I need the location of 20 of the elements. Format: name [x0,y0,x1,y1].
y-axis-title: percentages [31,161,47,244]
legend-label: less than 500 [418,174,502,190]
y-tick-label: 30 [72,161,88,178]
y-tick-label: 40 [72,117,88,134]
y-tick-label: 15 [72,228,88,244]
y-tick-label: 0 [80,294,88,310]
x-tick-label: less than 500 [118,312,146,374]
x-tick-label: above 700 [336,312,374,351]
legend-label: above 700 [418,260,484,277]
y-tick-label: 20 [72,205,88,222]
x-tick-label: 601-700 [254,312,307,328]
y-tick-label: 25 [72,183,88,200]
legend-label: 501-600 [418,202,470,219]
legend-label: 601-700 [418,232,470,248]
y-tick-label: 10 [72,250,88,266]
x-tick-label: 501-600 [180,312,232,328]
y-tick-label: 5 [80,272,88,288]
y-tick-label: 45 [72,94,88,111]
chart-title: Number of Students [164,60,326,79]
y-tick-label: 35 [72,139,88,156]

——————

§ Goal of the exercise
Write out the lines above exactly as they appear, every one of them.

§ The reply
I need the location of 20 of the elements. Format: name [x0,y0,x1,y1].
y-axis-title: percentages [31,161,47,244]
legend-label: less than 500 [418,174,502,190]
y-tick-label: 30 [72,161,88,178]
y-tick-label: 40 [72,117,88,134]
y-tick-label: 15 [72,228,88,244]
y-tick-label: 0 [80,294,88,310]
x-tick-label: less than 500 [118,312,146,374]
x-tick-label: above 700 [336,312,374,351]
legend-label: above 700 [418,260,484,277]
y-tick-label: 20 [72,205,88,222]
x-tick-label: 601-700 [254,312,307,328]
y-tick-label: 25 [72,183,88,200]
legend-label: 501-600 [418,202,470,219]
legend-label: 601-700 [418,232,470,248]
y-tick-label: 10 [72,250,88,266]
x-tick-label: 501-600 [180,312,232,328]
y-tick-label: 5 [80,272,88,288]
y-tick-label: 45 [72,94,88,111]
chart-title: Number of Students [164,60,326,79]
y-tick-label: 35 [72,139,88,156]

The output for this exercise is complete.